Only the lines from the one containing "Output the text content of this document." to the end of the records should be written out, exactly and with both ends included; pictures are excluded.

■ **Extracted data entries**

---*---

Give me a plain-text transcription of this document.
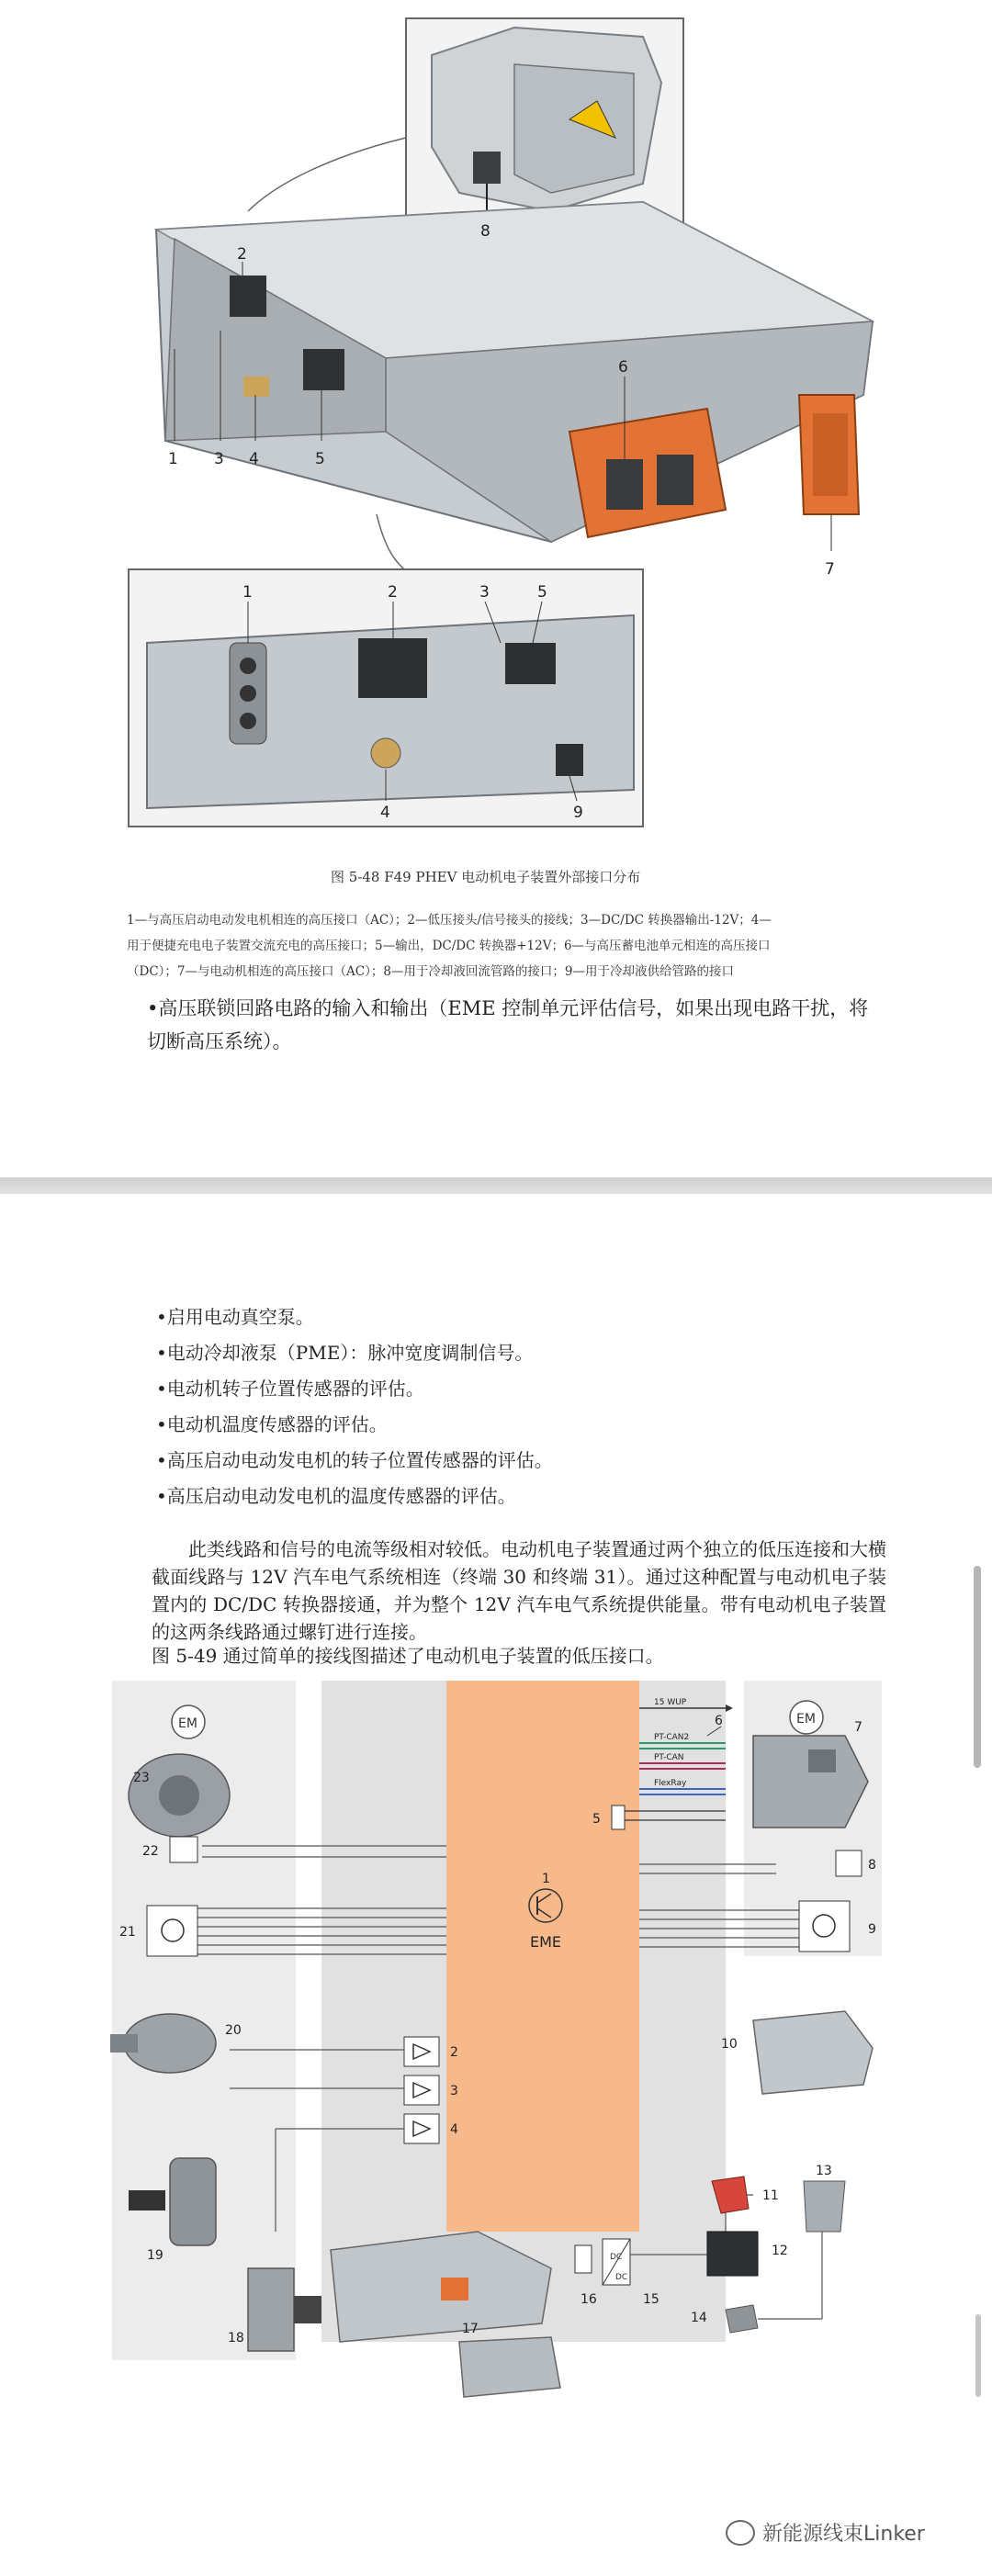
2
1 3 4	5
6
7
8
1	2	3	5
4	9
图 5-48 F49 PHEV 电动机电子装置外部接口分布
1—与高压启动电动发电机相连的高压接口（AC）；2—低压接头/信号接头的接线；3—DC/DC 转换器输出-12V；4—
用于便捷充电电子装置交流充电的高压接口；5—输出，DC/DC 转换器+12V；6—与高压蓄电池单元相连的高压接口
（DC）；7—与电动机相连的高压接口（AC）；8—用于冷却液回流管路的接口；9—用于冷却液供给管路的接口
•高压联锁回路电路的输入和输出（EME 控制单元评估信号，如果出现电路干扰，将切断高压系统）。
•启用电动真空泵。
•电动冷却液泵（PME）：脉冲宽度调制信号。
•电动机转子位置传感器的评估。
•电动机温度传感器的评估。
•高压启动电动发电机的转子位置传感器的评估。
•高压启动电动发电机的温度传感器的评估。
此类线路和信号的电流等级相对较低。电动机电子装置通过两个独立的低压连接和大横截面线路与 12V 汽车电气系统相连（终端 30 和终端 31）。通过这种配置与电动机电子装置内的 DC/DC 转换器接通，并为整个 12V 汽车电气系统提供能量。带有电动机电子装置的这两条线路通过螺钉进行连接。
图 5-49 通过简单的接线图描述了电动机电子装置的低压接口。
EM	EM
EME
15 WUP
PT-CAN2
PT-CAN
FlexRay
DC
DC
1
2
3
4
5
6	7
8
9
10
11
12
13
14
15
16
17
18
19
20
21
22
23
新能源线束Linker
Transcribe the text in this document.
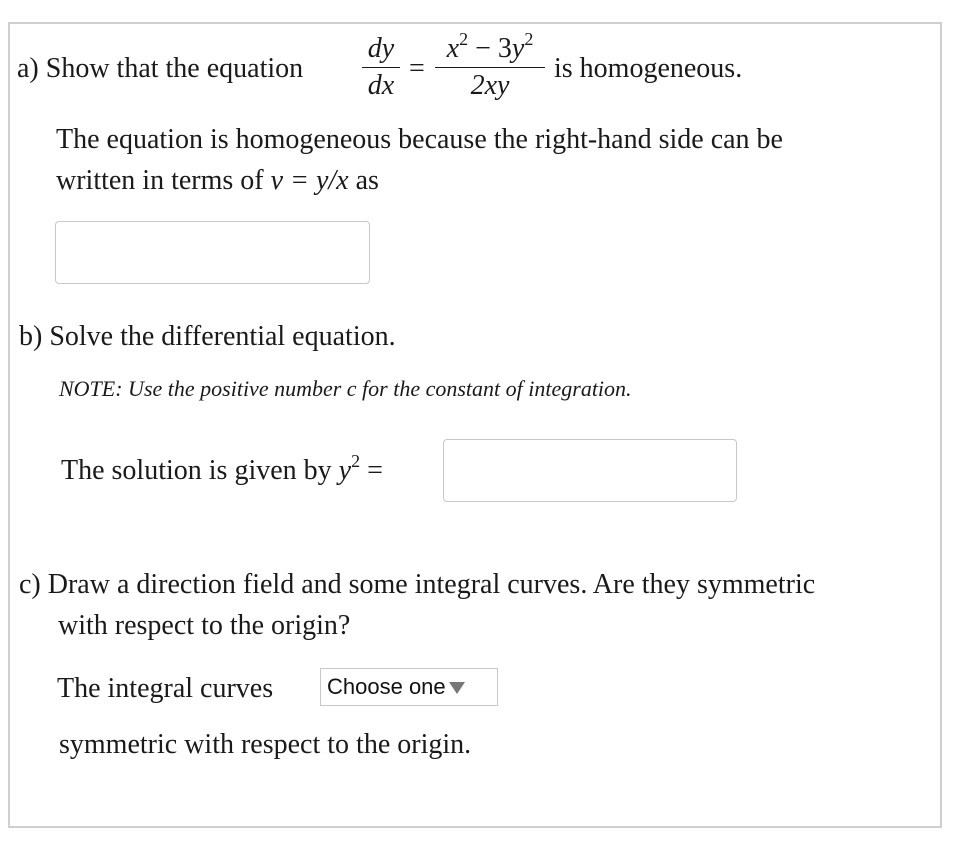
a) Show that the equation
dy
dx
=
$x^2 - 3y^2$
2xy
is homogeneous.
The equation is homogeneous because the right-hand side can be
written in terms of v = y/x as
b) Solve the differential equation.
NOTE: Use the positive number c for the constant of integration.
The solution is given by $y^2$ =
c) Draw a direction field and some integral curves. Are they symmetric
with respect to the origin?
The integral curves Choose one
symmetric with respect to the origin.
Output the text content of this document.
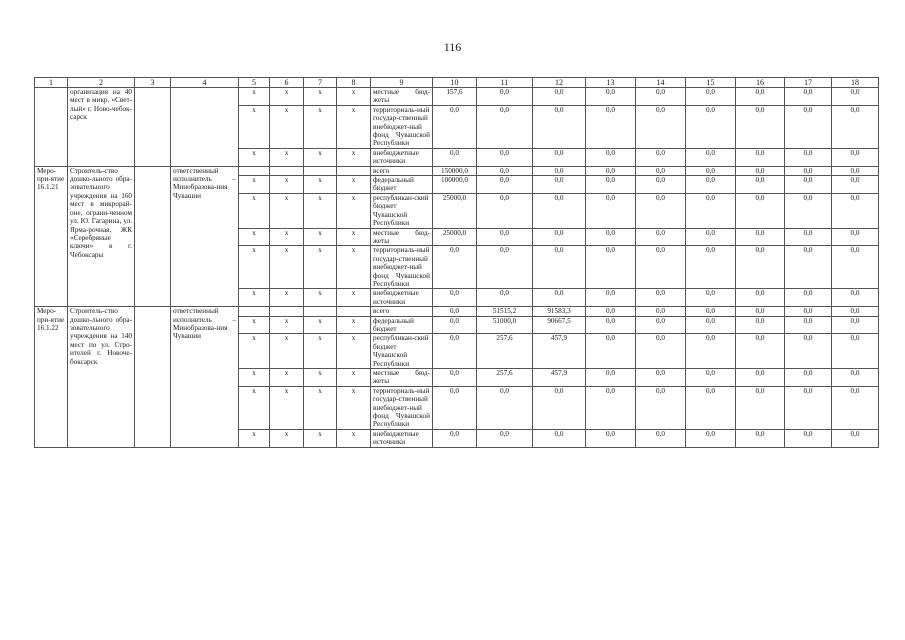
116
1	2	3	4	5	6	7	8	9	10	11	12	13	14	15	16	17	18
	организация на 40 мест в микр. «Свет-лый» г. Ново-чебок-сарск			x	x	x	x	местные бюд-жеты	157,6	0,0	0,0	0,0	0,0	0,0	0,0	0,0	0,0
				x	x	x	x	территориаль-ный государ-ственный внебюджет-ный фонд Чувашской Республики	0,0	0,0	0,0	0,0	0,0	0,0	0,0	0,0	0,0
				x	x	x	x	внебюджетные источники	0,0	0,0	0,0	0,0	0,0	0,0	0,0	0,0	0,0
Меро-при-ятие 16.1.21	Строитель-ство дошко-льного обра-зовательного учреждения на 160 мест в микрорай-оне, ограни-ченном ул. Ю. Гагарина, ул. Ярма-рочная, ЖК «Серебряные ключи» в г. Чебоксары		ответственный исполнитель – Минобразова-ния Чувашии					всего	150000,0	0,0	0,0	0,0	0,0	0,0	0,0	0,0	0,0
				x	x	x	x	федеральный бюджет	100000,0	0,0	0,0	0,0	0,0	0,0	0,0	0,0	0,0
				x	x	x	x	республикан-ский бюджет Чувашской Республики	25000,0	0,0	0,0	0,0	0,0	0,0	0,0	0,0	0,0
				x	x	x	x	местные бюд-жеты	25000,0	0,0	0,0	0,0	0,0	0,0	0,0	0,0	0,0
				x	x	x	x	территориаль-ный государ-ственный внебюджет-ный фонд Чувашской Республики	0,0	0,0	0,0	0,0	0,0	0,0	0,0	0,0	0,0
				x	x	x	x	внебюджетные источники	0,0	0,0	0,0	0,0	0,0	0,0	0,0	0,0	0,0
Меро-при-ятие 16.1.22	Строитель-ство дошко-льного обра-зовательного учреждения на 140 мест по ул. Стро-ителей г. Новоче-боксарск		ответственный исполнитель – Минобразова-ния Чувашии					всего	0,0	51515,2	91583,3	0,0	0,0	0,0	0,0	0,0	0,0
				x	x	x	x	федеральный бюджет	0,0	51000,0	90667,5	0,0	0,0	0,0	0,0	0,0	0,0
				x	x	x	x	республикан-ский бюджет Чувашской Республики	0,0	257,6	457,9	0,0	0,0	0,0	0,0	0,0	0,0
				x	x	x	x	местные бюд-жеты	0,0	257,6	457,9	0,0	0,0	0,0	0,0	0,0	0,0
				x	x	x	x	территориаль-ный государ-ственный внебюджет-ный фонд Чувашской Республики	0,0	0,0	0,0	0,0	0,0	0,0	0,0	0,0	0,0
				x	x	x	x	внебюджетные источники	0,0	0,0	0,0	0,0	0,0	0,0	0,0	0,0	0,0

---*---

■ **Response for this exercise**
Output the text content of this document.
116
1	2	3	4	5	6	7	8	9	10	11	12	13	14	15	16	17	18
	организация на 40 мест в микр. «Свет-лый» г. Ново-чебок-сарск			x	x	x	x	местные бюд-жеты	157,6	0,0	0,0	0,0	0,0	0,0	0,0	0,0	0,0
				x	x	x	x	территориаль-ный государ-ственный внебюджет-ный фонд Чувашской Республики	0,0	0,0	0,0	0,0	0,0	0,0	0,0	0,0	0,0
				x	x	x	x	внебюджетные источники	0,0	0,0	0,0	0,0	0,0	0,0	0,0	0,0	0,0
Меро-при-ятие 16.1.21	Строитель-ство дошко-льного обра-зовательного учреждения на 160 мест в микрорай-оне, ограни-ченном ул. Ю. Гагарина, ул. Ярма-рочная, ЖК «Серебряные ключи» в г. Чебоксары		ответственный исполнитель – Минобразова-ния Чувашии					всего	150000,0	0,0	0,0	0,0	0,0	0,0	0,0	0,0	0,0
				x	x	x	x	федеральный бюджет	100000,0	0,0	0,0	0,0	0,0	0,0	0,0	0,0	0,0
				x	x	x	x	республикан-ский бюджет Чувашской Республики	25000,0	0,0	0,0	0,0	0,0	0,0	0,0	0,0	0,0
				x	x	x	x	местные бюд-жеты	25000,0	0,0	0,0	0,0	0,0	0,0	0,0	0,0	0,0
				x	x	x	x	территориаль-ный государ-ственный внебюджет-ный фонд Чувашской Республики	0,0	0,0	0,0	0,0	0,0	0,0	0,0	0,0	0,0
				x	x	x	x	внебюджетные источники	0,0	0,0	0,0	0,0	0,0	0,0	0,0	0,0	0,0
Меро-при-ятие 16.1.22	Строитель-ство дошко-льного обра-зовательного учреждения на 140 мест по ул. Стро-ителей г. Новоче-боксарск		ответственный исполнитель – Минобразова-ния Чувашии					всего	0,0	51515,2	91583,3	0,0	0,0	0,0	0,0	0,0	0,0
				x	x	x	x	федеральный бюджет	0,0	51000,0	90667,5	0,0	0,0	0,0	0,0	0,0	0,0
				x	x	x	x	республикан-ский бюджет Чувашской Республики	0,0	257,6	457,9	0,0	0,0	0,0	0,0	0,0	0,0
				x	x	x	x	местные бюд-жеты	0,0	257,6	457,9	0,0	0,0	0,0	0,0	0,0	0,0
				x	x	x	x	территориаль-ный государ-ственный внебюджет-ный фонд Чувашской Республики	0,0	0,0	0,0	0,0	0,0	0,0	0,0	0,0	0,0
				x	x	x	x	внебюджетные источники	0,0	0,0	0,0	0,0	0,0	0,0	0,0	0,0	0,0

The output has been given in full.